INPUT MATERIAL
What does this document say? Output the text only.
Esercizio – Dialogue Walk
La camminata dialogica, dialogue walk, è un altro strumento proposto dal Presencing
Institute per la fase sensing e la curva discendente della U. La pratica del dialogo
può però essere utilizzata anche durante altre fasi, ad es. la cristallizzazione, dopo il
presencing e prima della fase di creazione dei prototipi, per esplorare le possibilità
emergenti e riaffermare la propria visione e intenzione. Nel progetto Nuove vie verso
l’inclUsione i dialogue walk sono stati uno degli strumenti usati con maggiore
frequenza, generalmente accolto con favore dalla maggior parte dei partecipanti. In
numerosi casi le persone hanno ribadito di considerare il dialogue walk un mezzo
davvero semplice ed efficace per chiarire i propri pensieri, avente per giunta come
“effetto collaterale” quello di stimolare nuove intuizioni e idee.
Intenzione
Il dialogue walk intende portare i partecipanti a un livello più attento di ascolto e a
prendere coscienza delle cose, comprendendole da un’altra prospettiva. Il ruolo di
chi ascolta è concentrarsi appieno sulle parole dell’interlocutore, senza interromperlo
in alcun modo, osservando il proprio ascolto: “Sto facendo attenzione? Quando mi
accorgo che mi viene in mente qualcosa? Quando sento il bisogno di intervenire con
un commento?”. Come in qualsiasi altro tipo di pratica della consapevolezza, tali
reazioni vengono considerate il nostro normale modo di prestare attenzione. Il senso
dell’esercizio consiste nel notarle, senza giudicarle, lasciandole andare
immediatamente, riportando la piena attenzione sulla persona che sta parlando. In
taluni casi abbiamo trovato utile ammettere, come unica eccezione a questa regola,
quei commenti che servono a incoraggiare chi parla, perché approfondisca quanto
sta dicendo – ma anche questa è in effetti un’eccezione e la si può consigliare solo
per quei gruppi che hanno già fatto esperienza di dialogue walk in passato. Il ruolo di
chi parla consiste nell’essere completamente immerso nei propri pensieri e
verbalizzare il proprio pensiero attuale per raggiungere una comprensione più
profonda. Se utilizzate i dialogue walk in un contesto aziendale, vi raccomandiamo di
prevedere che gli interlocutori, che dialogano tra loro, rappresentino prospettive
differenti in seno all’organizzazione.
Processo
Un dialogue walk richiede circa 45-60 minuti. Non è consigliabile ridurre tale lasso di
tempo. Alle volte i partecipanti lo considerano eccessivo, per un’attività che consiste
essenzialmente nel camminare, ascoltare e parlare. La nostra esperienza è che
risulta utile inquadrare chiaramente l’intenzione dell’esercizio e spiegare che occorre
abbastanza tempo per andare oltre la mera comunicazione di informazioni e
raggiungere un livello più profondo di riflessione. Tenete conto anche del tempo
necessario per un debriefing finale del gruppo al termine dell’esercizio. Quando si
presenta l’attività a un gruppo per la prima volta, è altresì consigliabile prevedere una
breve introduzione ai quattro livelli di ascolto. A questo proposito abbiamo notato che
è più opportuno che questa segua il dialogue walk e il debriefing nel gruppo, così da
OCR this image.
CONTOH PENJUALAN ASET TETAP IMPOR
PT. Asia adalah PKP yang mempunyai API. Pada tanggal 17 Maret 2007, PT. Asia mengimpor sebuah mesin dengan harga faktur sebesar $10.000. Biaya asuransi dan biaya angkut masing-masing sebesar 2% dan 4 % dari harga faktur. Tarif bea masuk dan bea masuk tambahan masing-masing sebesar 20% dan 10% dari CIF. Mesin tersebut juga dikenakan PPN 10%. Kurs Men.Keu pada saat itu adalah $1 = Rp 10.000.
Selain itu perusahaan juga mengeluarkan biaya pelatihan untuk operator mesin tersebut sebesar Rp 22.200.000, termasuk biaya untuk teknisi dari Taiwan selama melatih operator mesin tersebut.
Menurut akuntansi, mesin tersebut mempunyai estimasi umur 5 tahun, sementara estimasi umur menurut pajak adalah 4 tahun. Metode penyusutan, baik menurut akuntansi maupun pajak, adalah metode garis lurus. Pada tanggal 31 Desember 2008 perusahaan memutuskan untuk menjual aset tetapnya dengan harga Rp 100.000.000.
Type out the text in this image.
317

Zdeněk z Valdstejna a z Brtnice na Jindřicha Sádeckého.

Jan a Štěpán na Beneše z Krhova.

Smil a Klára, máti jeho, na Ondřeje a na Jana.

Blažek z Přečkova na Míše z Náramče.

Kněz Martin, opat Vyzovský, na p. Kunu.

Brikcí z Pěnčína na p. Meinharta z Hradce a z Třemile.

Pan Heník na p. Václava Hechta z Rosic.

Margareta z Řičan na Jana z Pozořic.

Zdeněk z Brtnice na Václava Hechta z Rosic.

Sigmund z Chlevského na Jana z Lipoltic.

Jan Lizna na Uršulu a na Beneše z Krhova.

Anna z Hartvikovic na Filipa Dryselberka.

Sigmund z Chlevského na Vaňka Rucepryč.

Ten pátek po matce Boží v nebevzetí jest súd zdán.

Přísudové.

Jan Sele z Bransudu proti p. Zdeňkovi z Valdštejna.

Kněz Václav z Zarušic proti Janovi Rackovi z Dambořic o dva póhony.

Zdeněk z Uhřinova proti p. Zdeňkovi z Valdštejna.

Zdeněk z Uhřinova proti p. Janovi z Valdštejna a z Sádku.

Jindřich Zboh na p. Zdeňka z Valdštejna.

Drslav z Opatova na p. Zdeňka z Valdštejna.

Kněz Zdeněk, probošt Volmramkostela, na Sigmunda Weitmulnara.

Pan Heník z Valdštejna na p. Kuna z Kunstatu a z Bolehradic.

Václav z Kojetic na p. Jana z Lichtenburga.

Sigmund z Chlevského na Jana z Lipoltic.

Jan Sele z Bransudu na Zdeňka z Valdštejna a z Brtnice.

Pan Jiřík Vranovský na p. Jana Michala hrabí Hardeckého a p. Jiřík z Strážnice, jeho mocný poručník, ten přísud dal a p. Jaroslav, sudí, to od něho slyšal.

WHAT IS BEING ASKED
Locate all lines in the listing above with the word "Valdštejna" and copy them.

TASK RESPONSE
Jan Sele z Bransudu proti p. Zdeňkovi z Valdštejna.
Zdeněk z Uhřinova proti p. Zdeňkovi z Valdštejna.
Zdeněk z Uhřinova proti p. Janovi z Valdštejna a z Sádku.
Jindřich Zboh na p. Zdeňka z Valdštejna.
Drslav z Opatova na p. Zdeňka z Valdštejna.
Pan Heník z Valdštejna na p. Kuna z Kunstatu a z Bolehradic.
Jan Sele z Bransudu na Zdeňka z Valdštejna a z Brtnice.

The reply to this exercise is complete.